Collect each line of the entries that holds the string "ГОСТ".
* start Record list *
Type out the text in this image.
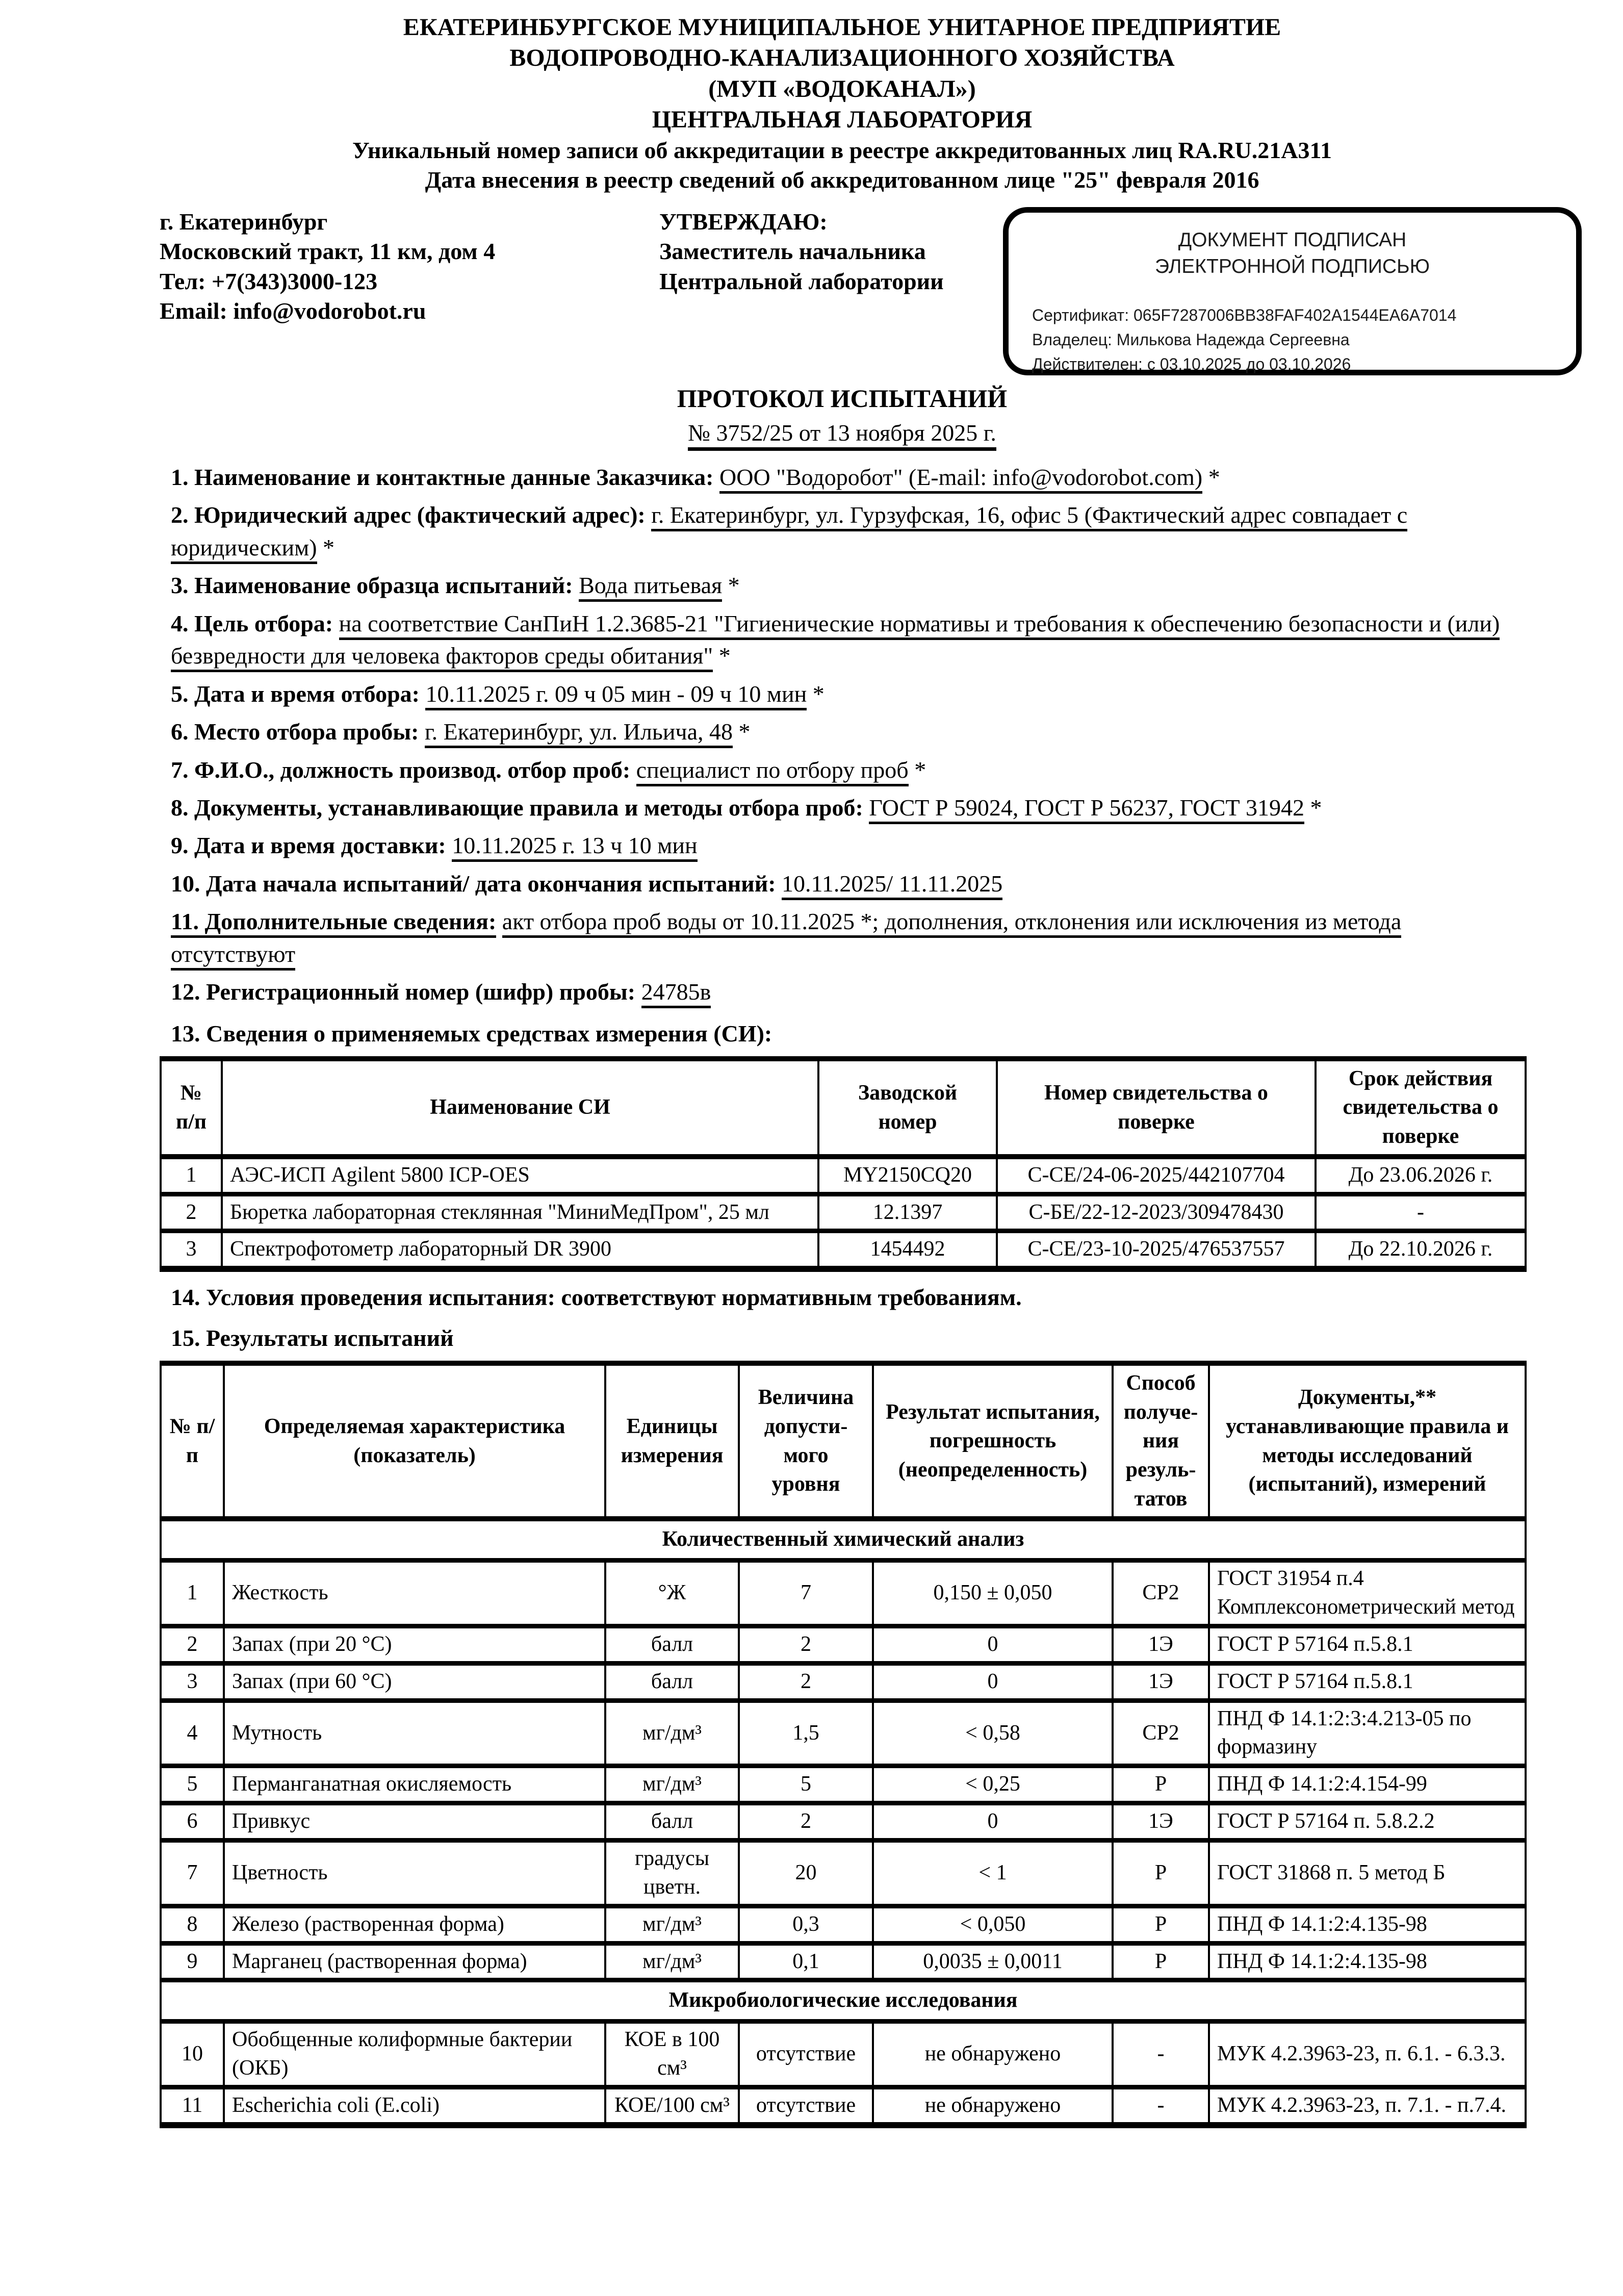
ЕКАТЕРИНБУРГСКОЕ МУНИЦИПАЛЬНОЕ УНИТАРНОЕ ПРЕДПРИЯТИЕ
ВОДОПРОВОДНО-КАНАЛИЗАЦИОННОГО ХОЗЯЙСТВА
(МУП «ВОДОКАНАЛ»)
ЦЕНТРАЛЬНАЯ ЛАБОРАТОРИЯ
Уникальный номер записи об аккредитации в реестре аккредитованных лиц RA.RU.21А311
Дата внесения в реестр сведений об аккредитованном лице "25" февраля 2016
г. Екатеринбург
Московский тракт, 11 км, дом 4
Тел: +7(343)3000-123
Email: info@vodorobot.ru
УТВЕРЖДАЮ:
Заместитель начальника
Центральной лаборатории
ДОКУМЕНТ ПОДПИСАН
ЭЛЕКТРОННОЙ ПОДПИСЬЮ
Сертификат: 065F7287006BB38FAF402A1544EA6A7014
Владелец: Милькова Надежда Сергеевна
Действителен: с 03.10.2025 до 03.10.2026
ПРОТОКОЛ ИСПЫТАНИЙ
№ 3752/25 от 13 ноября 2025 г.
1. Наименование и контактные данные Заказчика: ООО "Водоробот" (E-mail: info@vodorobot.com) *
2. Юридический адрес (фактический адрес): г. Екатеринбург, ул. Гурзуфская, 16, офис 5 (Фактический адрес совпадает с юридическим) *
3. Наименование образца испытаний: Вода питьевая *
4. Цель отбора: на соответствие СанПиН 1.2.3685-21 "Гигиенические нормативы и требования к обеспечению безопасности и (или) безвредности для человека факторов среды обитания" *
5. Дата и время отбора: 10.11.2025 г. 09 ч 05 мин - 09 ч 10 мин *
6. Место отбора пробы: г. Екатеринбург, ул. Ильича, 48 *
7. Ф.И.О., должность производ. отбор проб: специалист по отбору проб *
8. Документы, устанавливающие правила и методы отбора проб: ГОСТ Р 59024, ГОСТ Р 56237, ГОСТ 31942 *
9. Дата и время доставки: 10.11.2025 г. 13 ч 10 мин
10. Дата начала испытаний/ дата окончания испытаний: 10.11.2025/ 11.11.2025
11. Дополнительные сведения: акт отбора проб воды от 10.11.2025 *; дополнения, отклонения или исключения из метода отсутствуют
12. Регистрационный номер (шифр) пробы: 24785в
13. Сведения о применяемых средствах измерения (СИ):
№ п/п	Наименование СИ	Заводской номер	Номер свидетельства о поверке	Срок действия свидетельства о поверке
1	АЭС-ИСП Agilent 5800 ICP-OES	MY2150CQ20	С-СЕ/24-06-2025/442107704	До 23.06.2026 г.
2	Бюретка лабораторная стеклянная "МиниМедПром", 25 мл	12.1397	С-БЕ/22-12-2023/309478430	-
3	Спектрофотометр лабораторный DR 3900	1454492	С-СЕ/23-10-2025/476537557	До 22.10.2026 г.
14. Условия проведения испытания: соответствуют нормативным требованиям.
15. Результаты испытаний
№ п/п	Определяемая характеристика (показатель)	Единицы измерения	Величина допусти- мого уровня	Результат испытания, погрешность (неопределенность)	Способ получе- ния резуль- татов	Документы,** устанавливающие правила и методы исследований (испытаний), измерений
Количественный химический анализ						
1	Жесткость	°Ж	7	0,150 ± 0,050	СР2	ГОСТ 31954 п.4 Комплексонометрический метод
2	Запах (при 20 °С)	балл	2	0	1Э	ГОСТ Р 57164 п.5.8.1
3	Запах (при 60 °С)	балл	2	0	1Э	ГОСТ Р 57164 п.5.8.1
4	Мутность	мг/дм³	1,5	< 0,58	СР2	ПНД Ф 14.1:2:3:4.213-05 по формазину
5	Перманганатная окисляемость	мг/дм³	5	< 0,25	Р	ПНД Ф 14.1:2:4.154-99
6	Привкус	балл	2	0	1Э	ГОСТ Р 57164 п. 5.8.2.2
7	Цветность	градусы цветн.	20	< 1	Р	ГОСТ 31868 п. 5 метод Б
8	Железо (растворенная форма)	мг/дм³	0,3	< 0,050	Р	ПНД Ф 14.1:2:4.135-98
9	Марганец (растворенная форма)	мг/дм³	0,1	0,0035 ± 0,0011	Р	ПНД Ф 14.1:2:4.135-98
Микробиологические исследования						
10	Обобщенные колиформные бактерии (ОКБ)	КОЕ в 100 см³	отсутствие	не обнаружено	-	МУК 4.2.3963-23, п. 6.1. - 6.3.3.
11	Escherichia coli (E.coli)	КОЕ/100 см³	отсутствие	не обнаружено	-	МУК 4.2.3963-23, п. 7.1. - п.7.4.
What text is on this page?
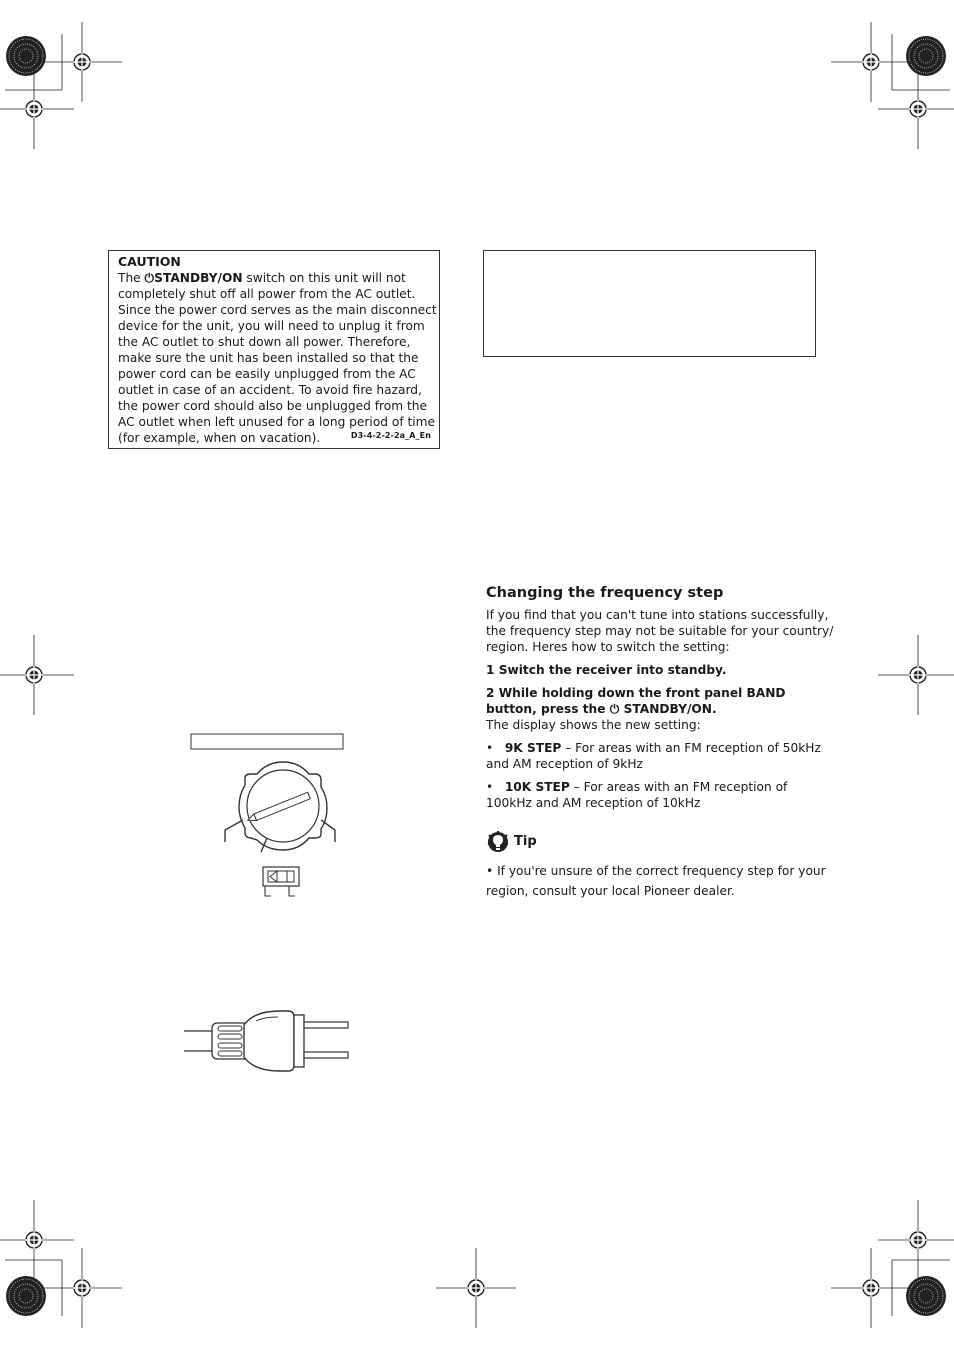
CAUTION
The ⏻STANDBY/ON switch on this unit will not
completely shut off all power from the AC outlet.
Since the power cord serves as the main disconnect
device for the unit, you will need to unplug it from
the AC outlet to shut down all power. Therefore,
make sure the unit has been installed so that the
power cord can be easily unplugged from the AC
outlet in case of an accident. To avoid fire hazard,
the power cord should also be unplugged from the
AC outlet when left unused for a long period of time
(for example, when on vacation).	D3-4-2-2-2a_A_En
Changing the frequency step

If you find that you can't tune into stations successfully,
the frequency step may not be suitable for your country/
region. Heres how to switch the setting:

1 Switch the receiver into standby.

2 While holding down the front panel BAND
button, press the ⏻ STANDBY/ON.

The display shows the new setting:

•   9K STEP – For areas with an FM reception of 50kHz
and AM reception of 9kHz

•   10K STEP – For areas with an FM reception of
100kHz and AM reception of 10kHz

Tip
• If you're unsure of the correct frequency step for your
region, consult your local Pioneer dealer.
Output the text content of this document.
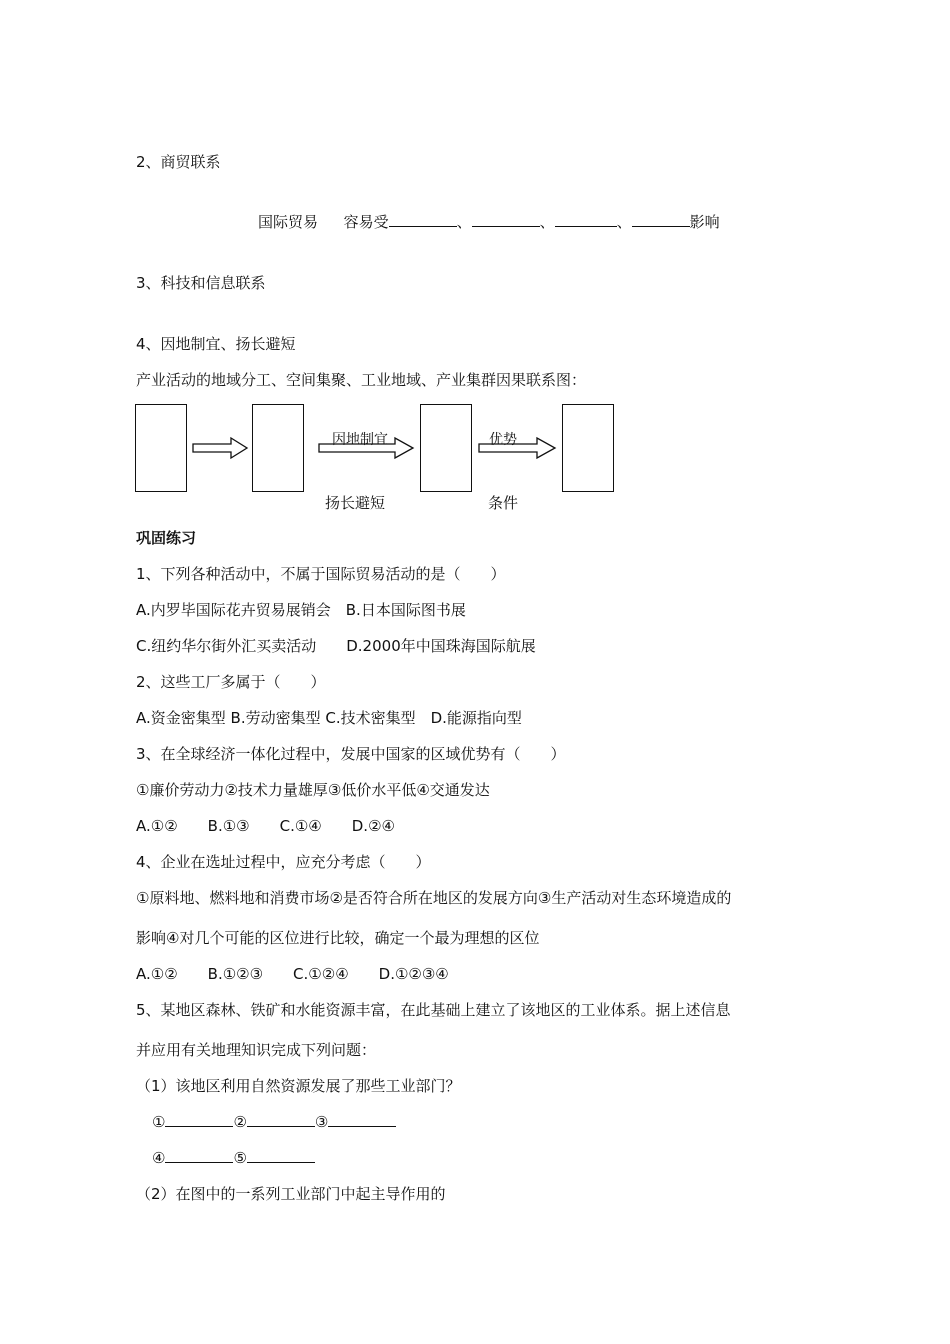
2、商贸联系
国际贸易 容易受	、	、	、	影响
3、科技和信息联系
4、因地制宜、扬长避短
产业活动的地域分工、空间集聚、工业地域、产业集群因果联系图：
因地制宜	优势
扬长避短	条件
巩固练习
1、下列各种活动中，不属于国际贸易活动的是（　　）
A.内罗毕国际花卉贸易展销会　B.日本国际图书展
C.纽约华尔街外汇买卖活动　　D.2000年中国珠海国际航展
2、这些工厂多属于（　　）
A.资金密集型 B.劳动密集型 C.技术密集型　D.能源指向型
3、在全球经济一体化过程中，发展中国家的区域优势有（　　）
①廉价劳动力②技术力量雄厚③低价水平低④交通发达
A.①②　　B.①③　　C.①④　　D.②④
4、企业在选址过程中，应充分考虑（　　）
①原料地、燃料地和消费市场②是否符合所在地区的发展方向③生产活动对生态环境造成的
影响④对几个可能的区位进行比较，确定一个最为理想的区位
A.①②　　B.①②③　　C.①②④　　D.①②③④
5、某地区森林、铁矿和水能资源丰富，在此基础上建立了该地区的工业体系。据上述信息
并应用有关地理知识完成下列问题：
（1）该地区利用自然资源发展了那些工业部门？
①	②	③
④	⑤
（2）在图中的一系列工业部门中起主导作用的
* end Record list *
Solution below:
8. Документы, устанавливающие правила и методы отбора проб: ГОСТ Р 59024, ГОСТ Р 56237, ГОСТ 31942 *
1	Жесткость	°Ж	7	0,150 ± 0,050	СР2	ГОСТ 31954 п.4 Комплексонометрический метод
2	Запах (при 20 °С)	балл	2	0	1Э	ГОСТ Р 57164 п.5.8.1
3	Запах (при 60 °С)	балл	2	0	1Э	ГОСТ Р 57164 п.5.8.1
6	Привкус	балл	2	0	1Э	ГОСТ Р 57164 п. 5.8.2.2
7	Цветность	градусы цветн.	20	< 1	Р	ГОСТ 31868 п. 5 метод Б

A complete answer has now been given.